#### Set problem:
Collect every line in the records below that contains the word "vraiment".

#### Extracted material:
___
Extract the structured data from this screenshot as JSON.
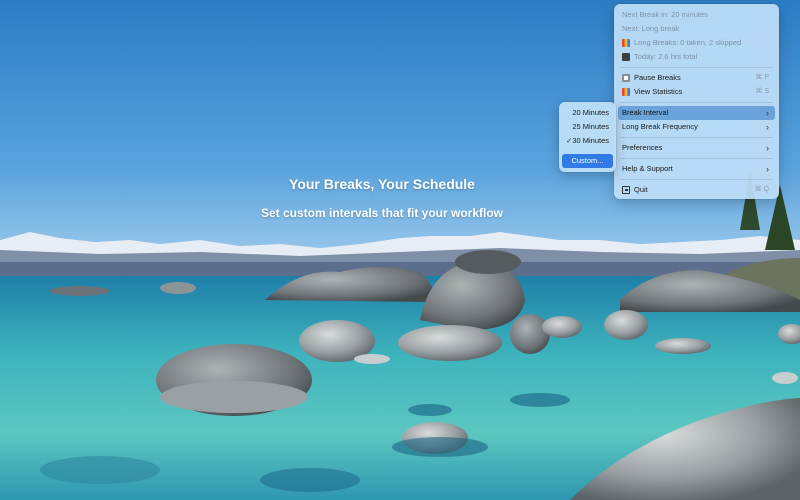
{
  "hero": {
    "title": "Your Breaks, Your Schedule",
    "subtitle": "Set custom intervals that fit your workflow"
  },
  "menu": {
    "info": [
      {
        "label": "Next Break in: 20 minutes"
      },
      {
        "label": "Next: Long break"
      },
      {
        "label": "Long Breaks: 0 taken, 2 skipped",
        "icon": "bar-chart-icon"
      },
      {
        "label": "Today: 2.6 hrs total",
        "icon": "book-icon"
      }
    ],
    "pause": {
      "label": "Pause Breaks",
      "shortcut": "⌘ P",
      "icon": "pause-icon"
    },
    "stats": {
      "label": "View Statistics",
      "shortcut": "⌘ S",
      "icon": "bar-chart-icon"
    },
    "break_interval": {
      "label": "Break Interval"
    },
    "long_freq": {
      "label": "Long Break Frequency"
    },
    "preferences": {
      "label": "Preferences"
    },
    "help": {
      "label": "Help & Support"
    },
    "quit": {
      "label": "Quit",
      "shortcut": "⌘ Q",
      "icon": "quit-icon"
    },
    "chevron": "›"
  },
  "submenu": {
    "items": [
      {
        "label": "20 Minutes"
      },
      {
        "label": "25 Minutes"
      },
      {
        "label": "30 Minutes",
        "checked": true,
        "check": "✓"
      }
    ],
    "custom": {
      "label": "Custom..."
    }
  },
  "colors": {
    "highlight": "#6aa3d9",
    "selected": "#2f7ae5",
    "menu_bg": "#bedef8"
  }
}
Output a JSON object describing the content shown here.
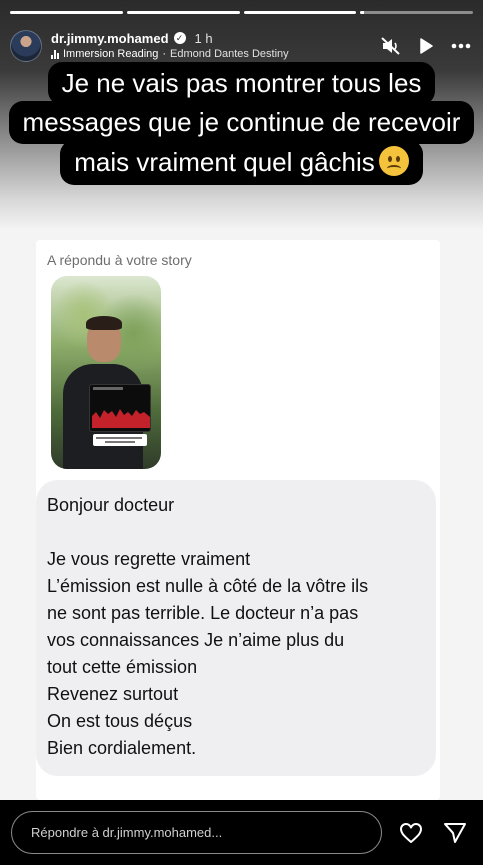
{
  "progress": [
    1,
    1,
    1,
    0.03
  ],
  "header": {
    "username": "dr.jimmy.mohamed",
    "time": "1 h",
    "music_title": "Immersion Reading",
    "music_separator": "·",
    "music_artist": "Edmond Dantes Destiny",
    "icons": [
      "muted-speaker-icon",
      "play-icon",
      "more-icon"
    ]
  },
  "caption": {
    "lines": [
      "Je ne vais pas montrer tous les",
      "messages que je continue de recevoir",
      "mais vraiment quel gâchis"
    ],
    "emoji": "slightly-frowning-face-emoji"
  },
  "dm": {
    "reply_label": "A répondu à votre story",
    "message": {
      "greeting": "Bonjour docteur",
      "lines": [
        "Je vous regrette vraiment",
        "L’émission est nulle à côté de la vôtre   ils",
        "ne sont pas terrible. Le docteur n’a pas",
        "vos connaissances   Je  n’aime plus du",
        "tout cette émission",
        "Revenez surtout",
        "On est tous déçus",
        "Bien cordialement."
      ]
    }
  },
  "reply_bar": {
    "placeholder": "Répondre à dr.jimmy.mohamed...",
    "icons": [
      "heart-icon",
      "send-icon"
    ]
  },
  "colors": {
    "caption_bg": "#000000",
    "bubble_bg": "#efeff1",
    "card_bg": "#ffffff",
    "label_gray": "#6d6d6d"
  }
}
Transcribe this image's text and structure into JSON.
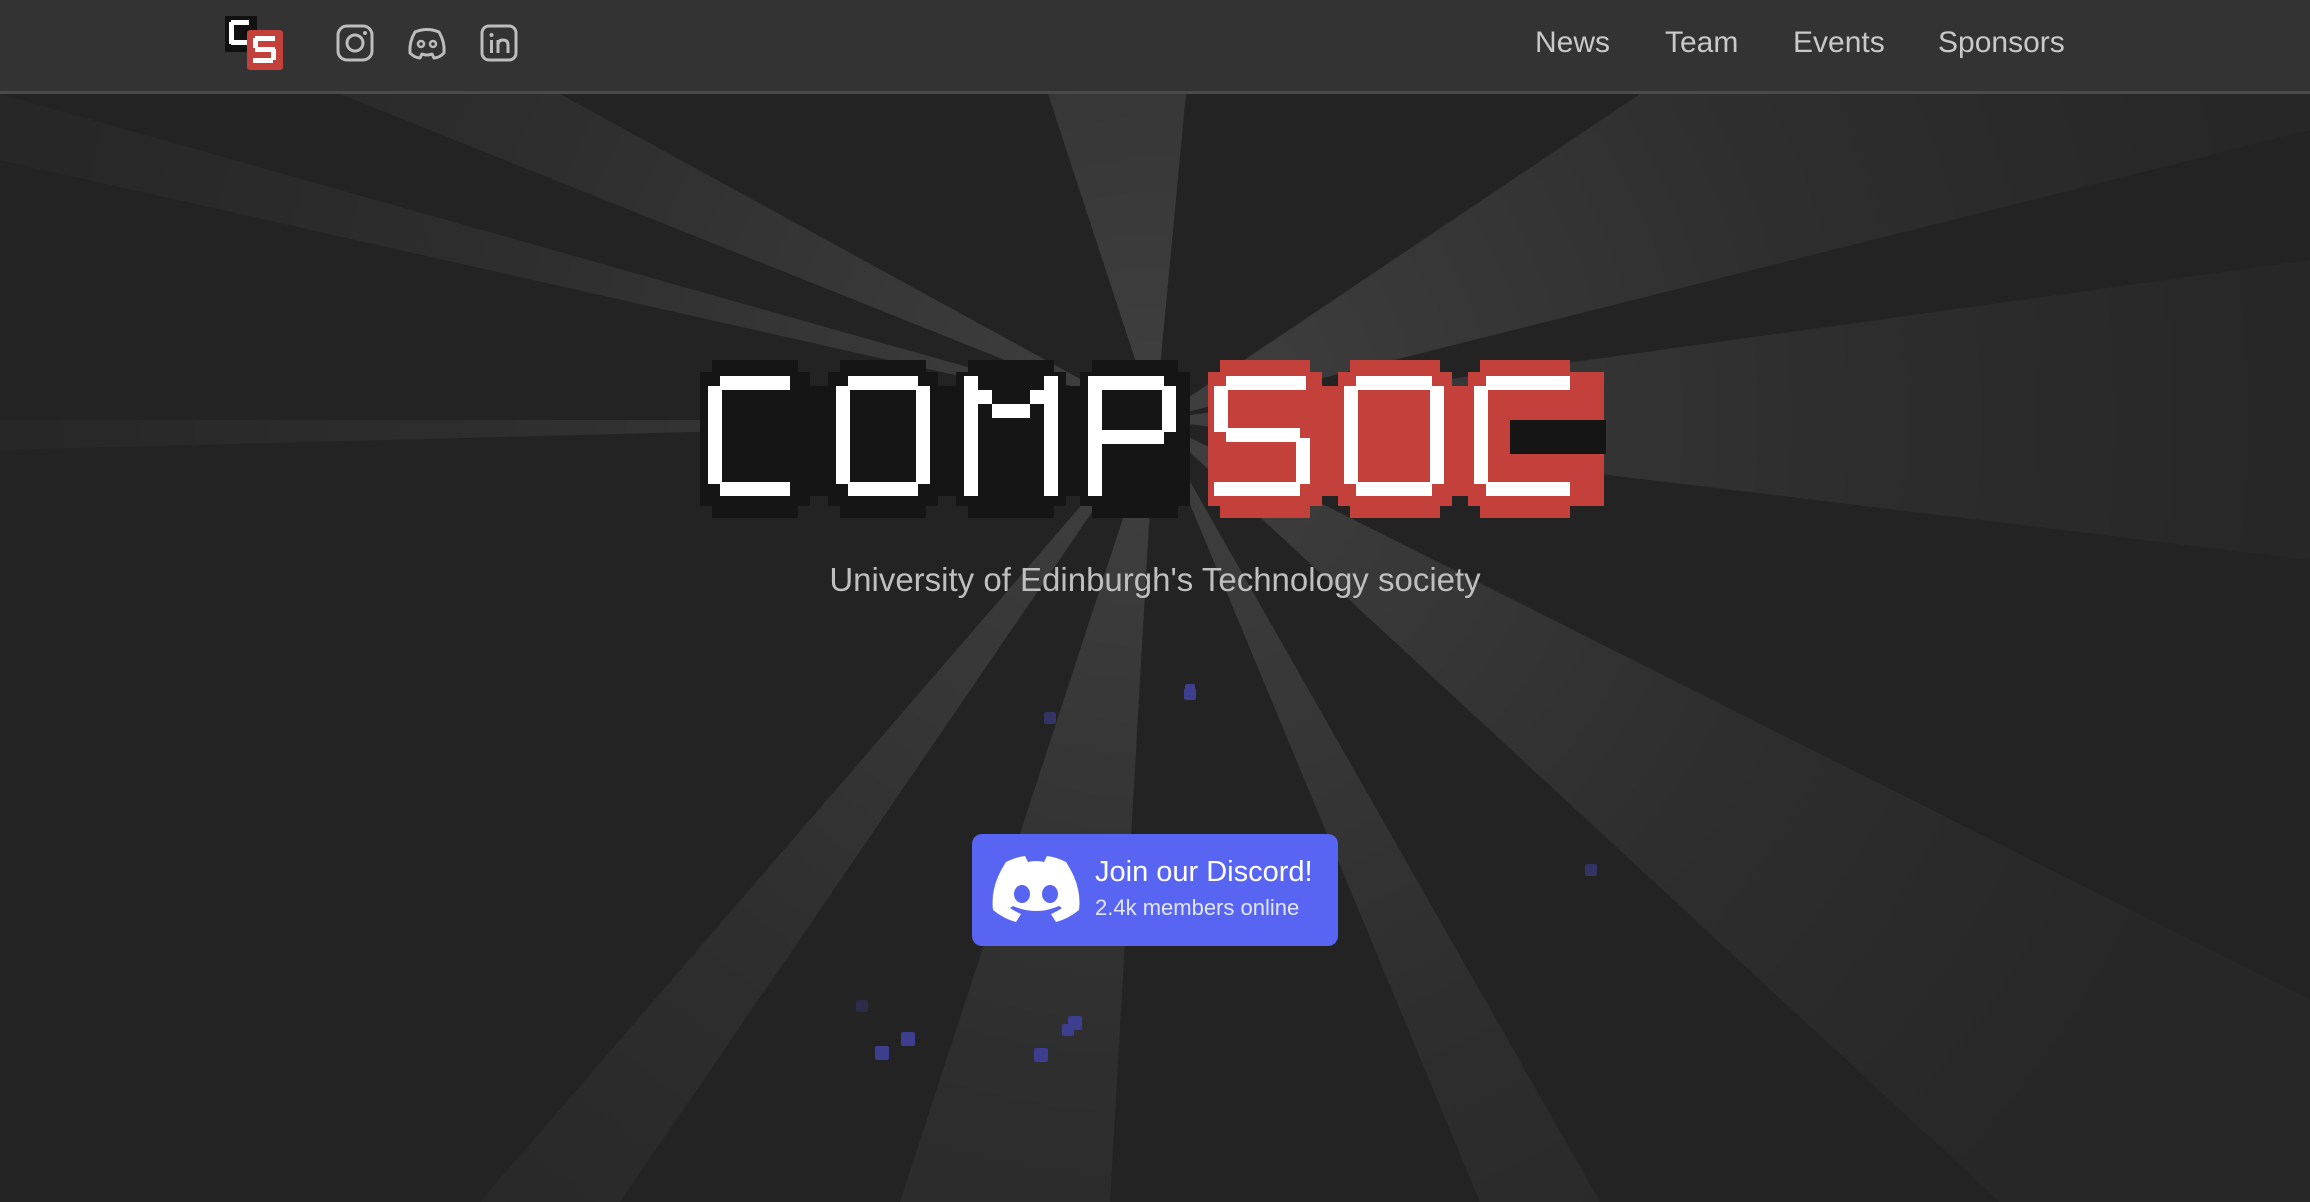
___
#### The output:
      "mais vraiment quel gâchis"
        "Je vous regrette vraiment",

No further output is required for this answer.